→ To be done:
1/ Please output the section of the pure yellow Labidochromis thread that begins at the words "From my research" and stops after "(May 15, 2012)", keeping every word unchanged.
2/ Carry on the forum thread about pure yellow Labidochromis caeruleus by writing the next part after its last line.

→ Extract to read:
=-=-=-=-=
# Labidochromis caeruleus - Pure yellow (no black)



## WildAulonocara (Dec 25, 2013)

It has come to my attention that here in Queensland, Australia a species of electric yellows have emerged bearing no black line through the dorsal fin or tipping of the pectoral fins.
Claims have been made by the seller that this pure yellow variant exists in the lake and is not the result of line breeding or hybridization. They also claim that this rare variant exists in only a very few small colonies in lake Malawi.
From my research i have found no labidochromis caeruleus in any geo.origin within the lake that is a pure yellow without the black line.
Is there any documentation or descriptions from fryer or grant that states any of these claims to be true?


----------



## Iggy Newcastle (May 15, 2012)

Welcome to the forum and Merry Christmas...

Not sure if I should do this but here's a paragraph from cichlidae.com...


> Distribution: The Yellow Labidochromis is a geographical variant of [spt] which has a much wider distribution on both sides of the lake. Labidochromis caeruleus occurs on the western coast between Charo and Chizi Point and on the eastern coast between Cape Kaiser and Lumbaulo. The Yellow Labidochromis is home to a relatively small area of the northwestern shore of Lake Malawi. It occurs between Charo and Kajizingi, a little south of Lion's Cove (which is locally known as T'hoto). The yellow color variant is not present in all populations between Charo and Kajizingi. The population of Labidochromis caeruleus along the northern bayhead of Ruarwe, Nkhoso Point, is pure white. In Lion's Cove, a very narrow and deep bay about 25 km north of Nkhata Bay, there are two different populations: the one found along the northern part of the bay is more yellow than that found along the southern side, which is yellow on the upper part of the body but white on the lower half. South of Kajizingi all populations known are pure white. The yellow color is very rare in the eastern populations, but some have individuals which have dark vertical bars, e.g. the population at Lundo Island, while others are pure white (most populations along the eastern shore) or light blue, e.g. the males at Thumbi Point in Tanzania. A tiny population "somewhere" along the Tanzanian shore lacks a black submarginal band but both male and female have a golden to orange blaze on the head that extends to below the eyes and covers the nape and sometimes the entire dorsal fin. The precise location is withheld in order to protect this attractive form.


I found the last part interesting, and thought it worth mentioning. Not quite what you're describing though...

I, in my limited experience, have never read about a total yellow Labidochromis caeruleus without the black on dorsal and pectorals that was not a hybrid.


----------



## WildAulonocara (Dec 25, 2013)
=-=-=-=-=
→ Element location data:
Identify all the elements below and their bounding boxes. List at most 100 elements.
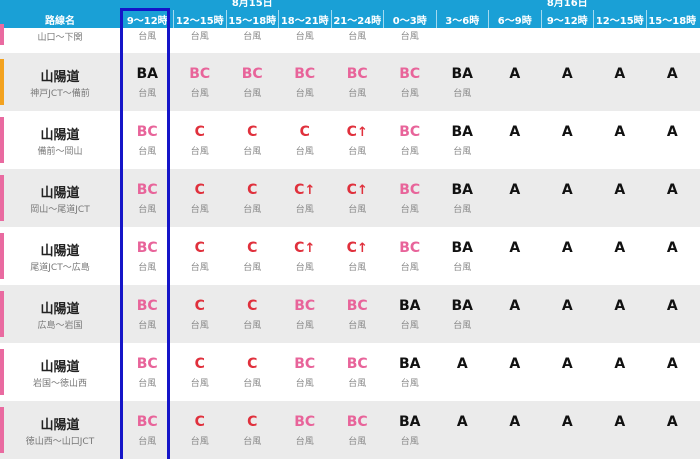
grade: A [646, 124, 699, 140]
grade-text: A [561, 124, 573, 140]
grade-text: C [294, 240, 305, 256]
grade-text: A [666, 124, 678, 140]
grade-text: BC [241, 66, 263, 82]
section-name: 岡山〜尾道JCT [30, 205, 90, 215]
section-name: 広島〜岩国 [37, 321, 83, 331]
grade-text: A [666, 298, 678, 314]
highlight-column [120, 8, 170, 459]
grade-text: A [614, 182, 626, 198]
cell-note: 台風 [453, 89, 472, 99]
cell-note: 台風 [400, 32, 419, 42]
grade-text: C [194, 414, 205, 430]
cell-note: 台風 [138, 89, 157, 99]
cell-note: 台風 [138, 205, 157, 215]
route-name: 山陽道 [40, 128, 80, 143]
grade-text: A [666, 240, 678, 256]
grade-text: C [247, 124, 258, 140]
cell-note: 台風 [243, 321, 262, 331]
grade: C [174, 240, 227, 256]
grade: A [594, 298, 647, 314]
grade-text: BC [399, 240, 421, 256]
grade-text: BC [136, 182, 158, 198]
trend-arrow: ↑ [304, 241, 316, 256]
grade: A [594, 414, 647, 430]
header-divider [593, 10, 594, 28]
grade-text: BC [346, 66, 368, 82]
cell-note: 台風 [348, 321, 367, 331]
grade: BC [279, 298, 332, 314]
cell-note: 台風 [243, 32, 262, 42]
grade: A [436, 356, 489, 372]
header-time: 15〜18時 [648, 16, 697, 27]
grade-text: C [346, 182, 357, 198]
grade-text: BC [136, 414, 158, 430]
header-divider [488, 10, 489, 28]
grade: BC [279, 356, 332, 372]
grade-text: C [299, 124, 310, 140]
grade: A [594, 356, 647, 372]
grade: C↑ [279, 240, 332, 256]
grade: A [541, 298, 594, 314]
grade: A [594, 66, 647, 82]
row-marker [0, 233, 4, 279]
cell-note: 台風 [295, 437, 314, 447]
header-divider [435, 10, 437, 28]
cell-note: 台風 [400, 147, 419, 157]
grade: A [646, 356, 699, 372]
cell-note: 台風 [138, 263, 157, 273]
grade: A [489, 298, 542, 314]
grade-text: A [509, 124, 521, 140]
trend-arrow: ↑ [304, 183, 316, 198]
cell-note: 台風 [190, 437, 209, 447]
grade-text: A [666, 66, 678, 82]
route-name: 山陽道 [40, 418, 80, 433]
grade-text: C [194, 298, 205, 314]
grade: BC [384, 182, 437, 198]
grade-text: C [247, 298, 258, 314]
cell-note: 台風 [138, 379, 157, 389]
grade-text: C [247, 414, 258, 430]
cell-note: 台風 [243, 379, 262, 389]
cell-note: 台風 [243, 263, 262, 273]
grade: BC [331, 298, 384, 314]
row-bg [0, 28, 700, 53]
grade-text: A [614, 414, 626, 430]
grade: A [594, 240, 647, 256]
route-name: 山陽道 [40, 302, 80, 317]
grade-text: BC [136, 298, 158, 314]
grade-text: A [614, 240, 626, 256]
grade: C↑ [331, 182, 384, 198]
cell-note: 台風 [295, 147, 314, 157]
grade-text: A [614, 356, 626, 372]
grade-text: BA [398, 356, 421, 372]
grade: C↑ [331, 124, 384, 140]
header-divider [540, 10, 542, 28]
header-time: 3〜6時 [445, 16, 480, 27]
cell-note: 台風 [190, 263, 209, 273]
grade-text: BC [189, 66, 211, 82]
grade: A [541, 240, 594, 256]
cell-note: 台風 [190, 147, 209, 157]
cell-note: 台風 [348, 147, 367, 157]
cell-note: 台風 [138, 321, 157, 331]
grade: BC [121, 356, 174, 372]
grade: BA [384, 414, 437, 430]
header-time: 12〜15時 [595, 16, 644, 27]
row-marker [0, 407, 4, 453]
=-=-=-=-=
→ Exercise results:
1/
From my research i have found no labidochromis caeruleus in any geo.origin within the lake that is a pure yellow without the black line.
Is there any documentation or descriptions from fryer or grant that states any of these claims to be true?


----------



## Iggy Newcastle (May 15, 2012)

2/
thank you for your information, i am very familiar with the variants found, This information is quite extensive on location, i thank you again. As i thought, along with many others, there has been no pure total yellow Labidochromis caeruleus described over the years.


----------



## rennsport2011 (Oct 21, 2013)

The all yellow Labidochromis with no black is a hybrid creation between red zebras and Labs, then line bred to choose the Labidochromis body.


----------



## WildAulonocara (Dec 25, 2013)

thank you, that is what we where thinking, and it has been the most common response.


----------



## GTZ (Apr 21, 2010)

WildAulonocara said:


> It has come to my attention that here in Queensland, Australia a species of electric yellows have emerged bearing no black line through the dorsal fin or tipping of the pectoral fins.


Any pictures available?


----------



## WildAulonocara (Dec 25, 2013)

will load up some now


----------



## WildAulonocara (Dec 25, 2013)

https://www.facebook.com/photo.php?fbid ... t=1&ref=nf


----------



## GTZ (Apr 21, 2010)

Looks the same as these being sold at a certain Canadian chain store, labelled as Lab Lemon Yellow.
You can see the Metriaclima features in some of these specimens, particularly the snout in the last pic.


----------



## pablo111 (Dec 10, 2013)

You can see that even the shape of the face is wrong. The lips are much too fat and the mouth is too bulky- like a Zebra. These are very clearly hybrids.


----------



## Matthewwylie13 (Dec 31, 2013)

Is there a good market for yellow labs?
I am looking to start breeding them. 
will I have trouble selling them?
where are some places that I can sell them?


----------



## Iggy Newcastle (May 15, 2012)

There always seems to be a demand for L. Caeruleus by me.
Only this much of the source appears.